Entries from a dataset
──────────

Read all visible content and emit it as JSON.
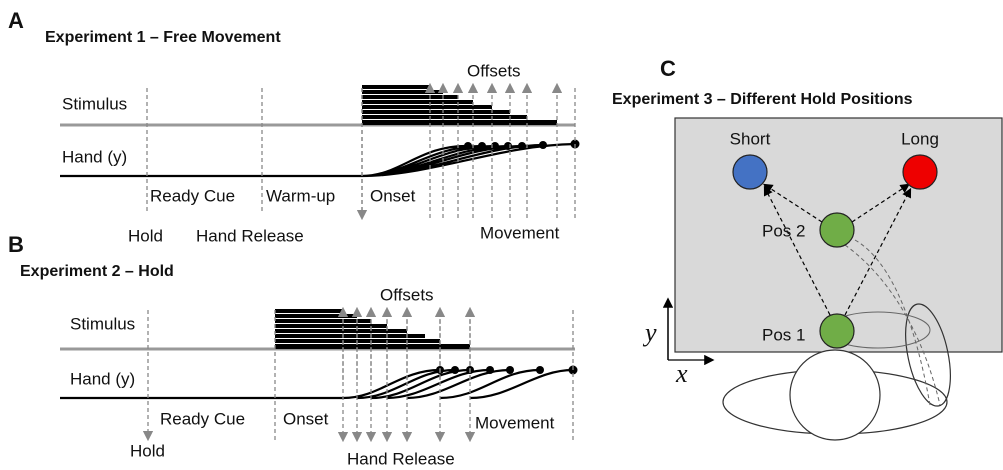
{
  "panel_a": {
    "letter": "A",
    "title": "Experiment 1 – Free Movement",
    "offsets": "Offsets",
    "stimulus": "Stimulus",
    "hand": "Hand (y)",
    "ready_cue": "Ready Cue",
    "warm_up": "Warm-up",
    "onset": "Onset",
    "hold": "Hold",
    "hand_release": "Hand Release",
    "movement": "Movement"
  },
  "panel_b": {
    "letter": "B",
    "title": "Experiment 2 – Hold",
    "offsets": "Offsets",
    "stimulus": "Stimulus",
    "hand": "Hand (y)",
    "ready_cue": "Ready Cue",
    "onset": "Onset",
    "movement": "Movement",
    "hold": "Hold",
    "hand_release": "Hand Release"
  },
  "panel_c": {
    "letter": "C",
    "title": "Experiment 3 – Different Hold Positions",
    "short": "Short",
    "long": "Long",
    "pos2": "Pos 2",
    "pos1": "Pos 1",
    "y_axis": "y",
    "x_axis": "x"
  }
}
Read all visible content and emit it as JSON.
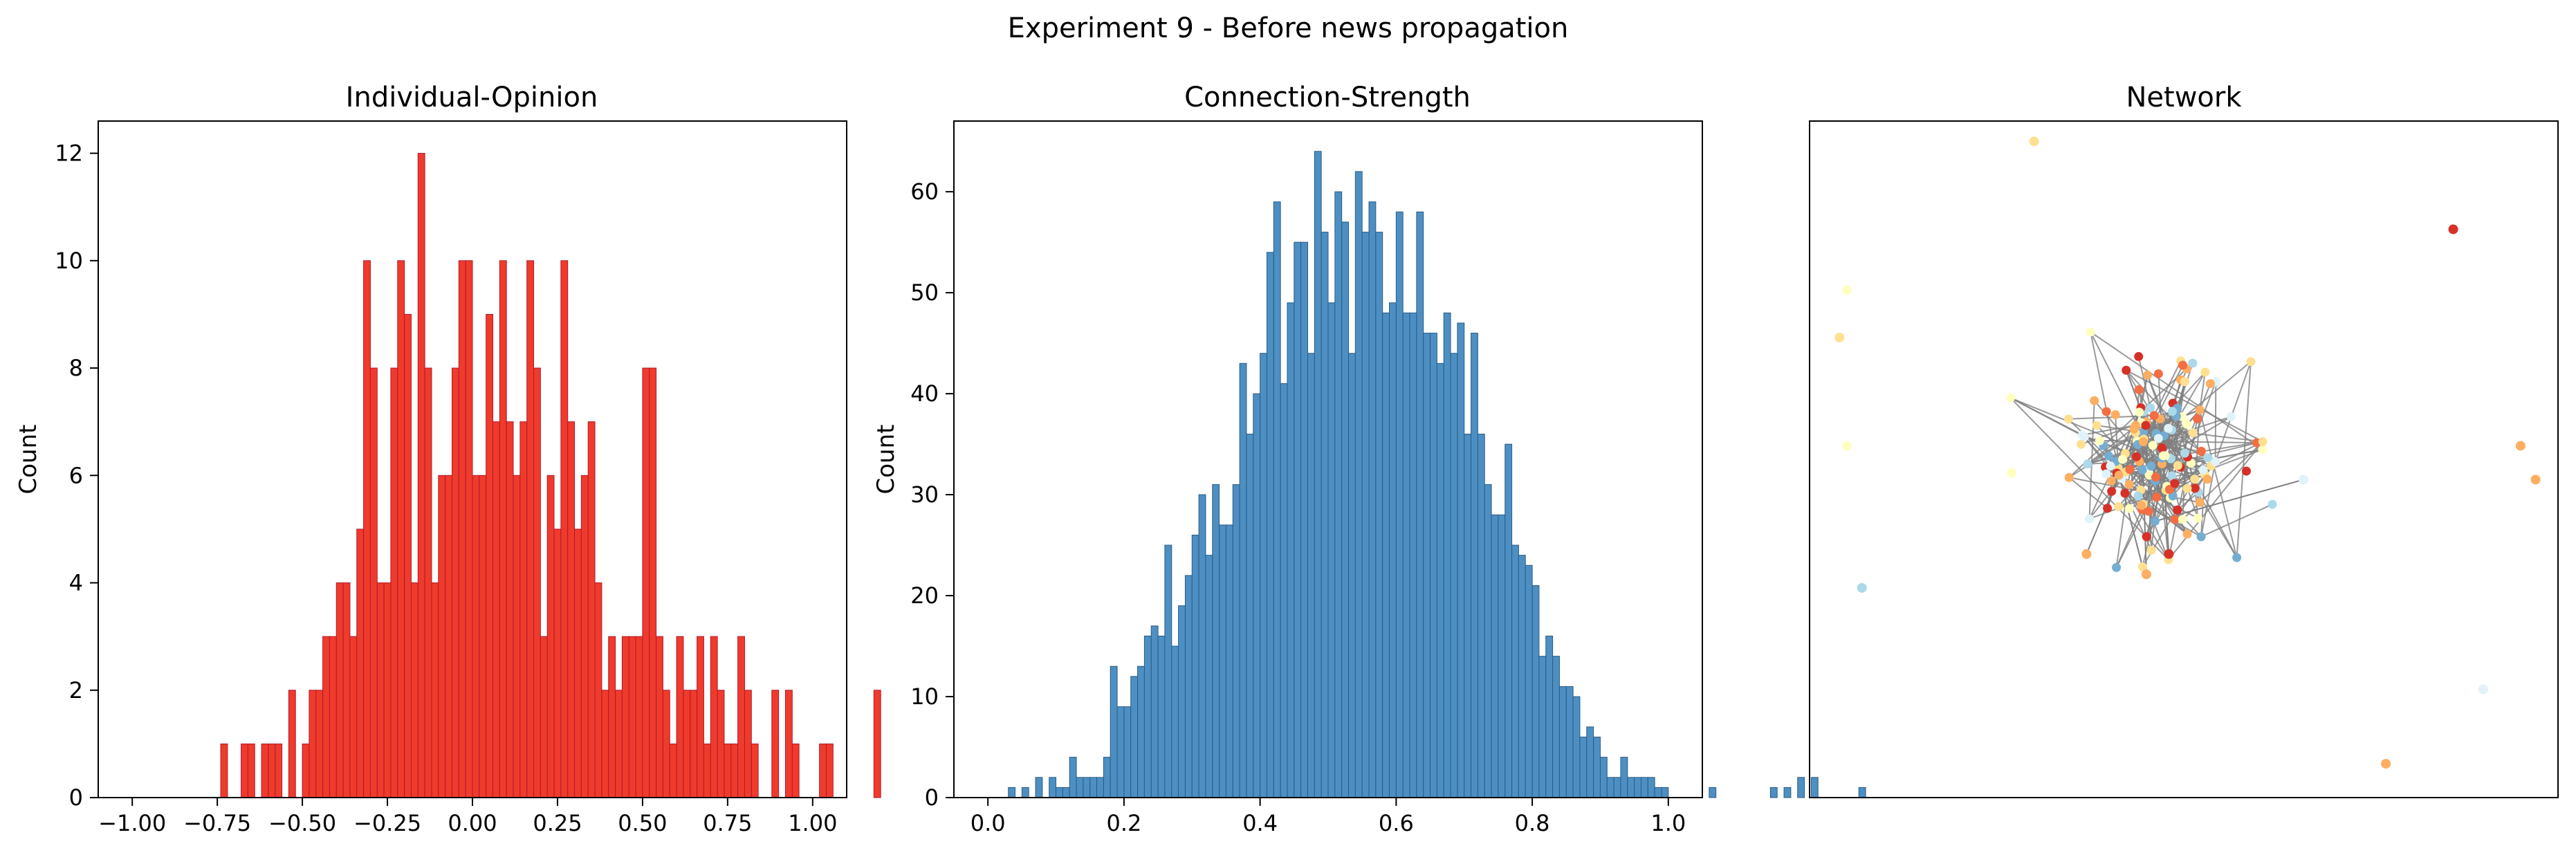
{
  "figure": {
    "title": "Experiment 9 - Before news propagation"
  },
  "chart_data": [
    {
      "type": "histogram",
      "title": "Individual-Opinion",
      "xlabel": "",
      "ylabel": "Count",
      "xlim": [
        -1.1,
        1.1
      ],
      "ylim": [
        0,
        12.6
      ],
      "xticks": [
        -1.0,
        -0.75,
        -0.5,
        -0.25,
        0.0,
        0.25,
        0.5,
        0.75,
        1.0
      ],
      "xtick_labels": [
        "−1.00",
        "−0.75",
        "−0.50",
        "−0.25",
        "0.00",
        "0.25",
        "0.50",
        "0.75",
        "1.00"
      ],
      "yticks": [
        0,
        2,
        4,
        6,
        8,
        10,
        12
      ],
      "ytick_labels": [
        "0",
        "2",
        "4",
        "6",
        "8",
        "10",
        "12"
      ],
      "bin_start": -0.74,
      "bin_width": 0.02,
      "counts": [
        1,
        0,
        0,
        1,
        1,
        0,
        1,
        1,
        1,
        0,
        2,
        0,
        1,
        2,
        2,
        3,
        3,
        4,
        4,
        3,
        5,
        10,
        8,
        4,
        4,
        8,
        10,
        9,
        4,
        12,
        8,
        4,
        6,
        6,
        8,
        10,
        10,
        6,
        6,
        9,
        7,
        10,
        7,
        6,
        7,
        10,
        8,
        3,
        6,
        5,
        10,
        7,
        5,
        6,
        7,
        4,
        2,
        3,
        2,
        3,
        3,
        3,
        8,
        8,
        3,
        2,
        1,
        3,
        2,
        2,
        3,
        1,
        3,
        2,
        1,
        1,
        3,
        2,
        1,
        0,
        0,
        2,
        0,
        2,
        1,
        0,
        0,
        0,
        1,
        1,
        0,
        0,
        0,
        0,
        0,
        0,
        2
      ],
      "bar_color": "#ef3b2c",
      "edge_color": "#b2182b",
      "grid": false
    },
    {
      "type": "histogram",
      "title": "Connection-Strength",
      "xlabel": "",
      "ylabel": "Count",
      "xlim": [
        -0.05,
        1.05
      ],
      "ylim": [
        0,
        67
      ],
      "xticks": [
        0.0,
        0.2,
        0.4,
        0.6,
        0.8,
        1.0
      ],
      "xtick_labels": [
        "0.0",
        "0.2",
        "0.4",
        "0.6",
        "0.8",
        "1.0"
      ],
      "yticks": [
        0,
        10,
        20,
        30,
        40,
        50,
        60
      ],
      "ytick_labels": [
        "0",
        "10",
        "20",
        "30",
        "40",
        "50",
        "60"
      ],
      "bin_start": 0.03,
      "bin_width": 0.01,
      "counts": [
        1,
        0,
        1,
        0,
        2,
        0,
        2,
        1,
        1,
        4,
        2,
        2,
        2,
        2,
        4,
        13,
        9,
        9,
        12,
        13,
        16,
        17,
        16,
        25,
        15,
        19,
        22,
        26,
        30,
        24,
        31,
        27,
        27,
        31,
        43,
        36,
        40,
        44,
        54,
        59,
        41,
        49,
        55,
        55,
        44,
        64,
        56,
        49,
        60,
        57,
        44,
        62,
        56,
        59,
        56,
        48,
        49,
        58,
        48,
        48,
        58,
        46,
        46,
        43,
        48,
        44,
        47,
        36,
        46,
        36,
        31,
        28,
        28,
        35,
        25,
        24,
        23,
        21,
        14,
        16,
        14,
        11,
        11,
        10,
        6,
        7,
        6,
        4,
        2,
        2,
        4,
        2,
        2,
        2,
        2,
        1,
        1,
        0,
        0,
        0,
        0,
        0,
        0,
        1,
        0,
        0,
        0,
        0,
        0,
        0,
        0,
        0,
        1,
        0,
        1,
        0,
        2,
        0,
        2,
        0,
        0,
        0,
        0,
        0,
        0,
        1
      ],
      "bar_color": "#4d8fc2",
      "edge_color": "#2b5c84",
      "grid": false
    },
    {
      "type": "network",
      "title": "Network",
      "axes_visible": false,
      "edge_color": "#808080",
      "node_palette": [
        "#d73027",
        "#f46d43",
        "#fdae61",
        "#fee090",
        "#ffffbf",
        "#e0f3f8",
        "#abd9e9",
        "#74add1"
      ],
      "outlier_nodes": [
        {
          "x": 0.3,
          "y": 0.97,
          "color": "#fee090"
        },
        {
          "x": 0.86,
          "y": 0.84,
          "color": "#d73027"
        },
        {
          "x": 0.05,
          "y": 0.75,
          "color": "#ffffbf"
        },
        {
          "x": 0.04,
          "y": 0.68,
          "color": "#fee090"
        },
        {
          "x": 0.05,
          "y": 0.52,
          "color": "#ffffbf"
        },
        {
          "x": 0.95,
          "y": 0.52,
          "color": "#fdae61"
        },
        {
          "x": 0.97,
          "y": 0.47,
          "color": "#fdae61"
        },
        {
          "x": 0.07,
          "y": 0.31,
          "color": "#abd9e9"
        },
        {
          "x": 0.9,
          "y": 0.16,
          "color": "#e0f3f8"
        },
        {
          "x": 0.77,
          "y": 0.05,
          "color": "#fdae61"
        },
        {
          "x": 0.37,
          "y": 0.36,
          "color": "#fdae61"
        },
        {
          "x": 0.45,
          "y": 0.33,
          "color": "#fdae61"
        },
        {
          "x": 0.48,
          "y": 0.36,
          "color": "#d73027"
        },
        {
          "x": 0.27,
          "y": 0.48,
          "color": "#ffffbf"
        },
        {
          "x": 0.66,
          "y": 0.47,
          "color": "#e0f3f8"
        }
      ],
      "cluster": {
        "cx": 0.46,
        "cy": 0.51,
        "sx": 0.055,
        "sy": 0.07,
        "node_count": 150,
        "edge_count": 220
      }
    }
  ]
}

──────────

§ What is asked: Transcribe all the data word for word; the images stay out.

§ The response:
Read all visible content and emit it as JSON.
{
  "panel_a": {
    "letter": "A",
    "title": "Experiment 1 – Free Movement",
    "offsets": "Offsets",
    "stimulus": "Stimulus",
    "hand": "Hand (y)",
    "ready_cue": "Ready Cue",
    "warm_up": "Warm-up",
    "onset": "Onset",
    "hold": "Hold",
    "hand_release": "Hand Release",
    "movement": "Movement"
  },
  "panel_b": {
    "letter": "B",
    "title": "Experiment 2 – Hold",
    "offsets": "Offsets",
    "stimulus": "Stimulus",
    "hand": "Hand (y)",
    "ready_cue": "Ready Cue",
    "onset": "Onset",
    "movement": "Movement",
    "hold": "Hold",
    "hand_release": "Hand Release"
  },
  "panel_c": {
    "letter": "C",
    "title": "Experiment 3 – Different Hold Positions",
    "short": "Short",
    "long": "Long",
    "pos2": "Pos 2",
    "pos1": "Pos 1",
    "y_axis": "y",
    "x_axis": "x"
  }
}
Read all visible content and emit it as JSON.
{
  "figure": {
    "title": "Experiment 9 - Before news propagation"
  },
  "chart_data": [
    {
      "type": "histogram",
      "title": "Individual-Opinion",
      "xlabel": "",
      "ylabel": "Count",
      "xlim": [
        -1.1,
        1.1
      ],
      "ylim": [
        0,
        12.6
      ],
      "xticks": [
        -1.0,
        -0.75,
        -0.5,
        -0.25,
        0.0,
        0.25,
        0.5,
        0.75,
        1.0
      ],
      "xtick_labels": [
        "−1.00",
        "−0.75",
        "−0.50",
        "−0.25",
        "0.00",
        "0.25",
        "0.50",
        "0.75",
        "1.00"
      ],
      "yticks": [
        0,
        2,
        4,
        6,
        8,
        10,
        12
      ],
      "ytick_labels": [
        "0",
        "2",
        "4",
        "6",
        "8",
        "10",
        "12"
      ],
      "bin_start": -0.74,
      "bin_width": 0.02,
      "counts": [
        1,
        0,
        0,
        1,
        1,
        0,
        1,
        1,
        1,
        0,
        2,
        0,
        1,
        2,
        2,
        3,
        3,
        4,
        4,
        3,
        5,
        10,
        8,
        4,
        4,
        8,
        10,
        9,
        4,
        12,
        8,
        4,
        6,
        6,
        8,
        10,
        10,
        6,
        6,
        9,
        7,
        10,
        7,
        6,
        7,
        10,
        8,
        3,
        6,
        5,
        10,
        7,
        5,
        6,
        7,
        4,
        2,
        3,
        2,
        3,
        3,
        3,
        8,
        8,
        3,
        2,
        1,
        3,
        2,
        2,
        3,
        1,
        3,
        2,
        1,
        1,
        3,
        2,
        1,
        0,
        0,
        2,
        0,
        2,
        1,
        0,
        0,
        0,
        1,
        1,
        0,
        0,
        0,
        0,
        0,
        0,
        2
      ],
      "bar_color": "#ef3b2c",
      "edge_color": "#b2182b",
      "grid": false
    },
    {
      "type": "histogram",
      "title": "Connection-Strength",
      "xlabel": "",
      "ylabel": "Count",
      "xlim": [
        -0.05,
        1.05
      ],
      "ylim": [
        0,
        67
      ],
      "xticks": [
        0.0,
        0.2,
        0.4,
        0.6,
        0.8,
        1.0
      ],
      "xtick_labels": [
        "0.0",
        "0.2",
        "0.4",
        "0.6",
        "0.8",
        "1.0"
      ],
      "yticks": [
        0,
        10,
        20,
        30,
        40,
        50,
        60
      ],
      "ytick_labels": [
        "0",
        "10",
        "20",
        "30",
        "40",
        "50",
        "60"
      ],
      "bin_start": 0.03,
      "bin_width": 0.01,
      "counts": [
        1,
        0,
        1,
        0,
        2,
        0,
        2,
        1,
        1,
        4,
        2,
        2,
        2,
        2,
        4,
        13,
        9,
        9,
        12,
        13,
        16,
        17,
        16,
        25,
        15,
        19,
        22,
        26,
        30,
        24,
        31,
        27,
        27,
        31,
        43,
        36,
        40,
        44,
        54,
        59,
        41,
        49,
        55,
        55,
        44,
        64,
        56,
        49,
        60,
        57,
        44,
        62,
        56,
        59,
        56,
        48,
        49,
        58,
        48,
        48,
        58,
        46,
        46,
        43,
        48,
        44,
        47,
        36,
        46,
        36,
        31,
        28,
        28,
        35,
        25,
        24,
        23,
        21,
        14,
        16,
        14,
        11,
        11,
        10,
        6,
        7,
        6,
        4,
        2,
        2,
        4,
        2,
        2,
        2,
        2,
        1,
        1,
        0,
        0,
        0,
        0,
        0,
        0,
        1,
        0,
        0,
        0,
        0,
        0,
        0,
        0,
        0,
        1,
        0,
        1,
        0,
        2,
        0,
        2,
        0,
        0,
        0,
        0,
        0,
        0,
        1
      ],
      "bar_color": "#4d8fc2",
      "edge_color": "#2b5c84",
      "grid": false
    },
    {
      "type": "network",
      "title": "Network",
      "axes_visible": false,
      "edge_color": "#808080",
      "node_palette": [
        "#d73027",
        "#f46d43",
        "#fdae61",
        "#fee090",
        "#ffffbf",
        "#e0f3f8",
        "#abd9e9",
        "#74add1"
      ],
      "outlier_nodes": [
        {
          "x": 0.3,
          "y": 0.97,
          "color": "#fee090"
        },
        {
          "x": 0.86,
          "y": 0.84,
          "color": "#d73027"
        },
        {
          "x": 0.05,
          "y": 0.75,
          "color": "#ffffbf"
        },
        {
          "x": 0.04,
          "y": 0.68,
          "color": "#fee090"
        },
        {
          "x": 0.05,
          "y": 0.52,
          "color": "#ffffbf"
        },
        {
          "x": 0.95,
          "y": 0.52,
          "color": "#fdae61"
        },
        {
          "x": 0.97,
          "y": 0.47,
          "color": "#fdae61"
        },
        {
          "x": 0.07,
          "y": 0.31,
          "color": "#abd9e9"
        },
        {
          "x": 0.9,
          "y": 0.16,
          "color": "#e0f3f8"
        },
        {
          "x": 0.77,
          "y": 0.05,
          "color": "#fdae61"
        },
        {
          "x": 0.37,
          "y": 0.36,
          "color": "#fdae61"
        },
        {
          "x": 0.45,
          "y": 0.33,
          "color": "#fdae61"
        },
        {
          "x": 0.48,
          "y": 0.36,
          "color": "#d73027"
        },
        {
          "x": 0.27,
          "y": 0.48,
          "color": "#ffffbf"
        },
        {
          "x": 0.66,
          "y": 0.47,
          "color": "#e0f3f8"
        }
      ],
      "cluster": {
        "cx": 0.46,
        "cy": 0.51,
        "sx": 0.055,
        "sy": 0.07,
        "node_count": 150,
        "edge_count": 220
      }
    }
  ]
}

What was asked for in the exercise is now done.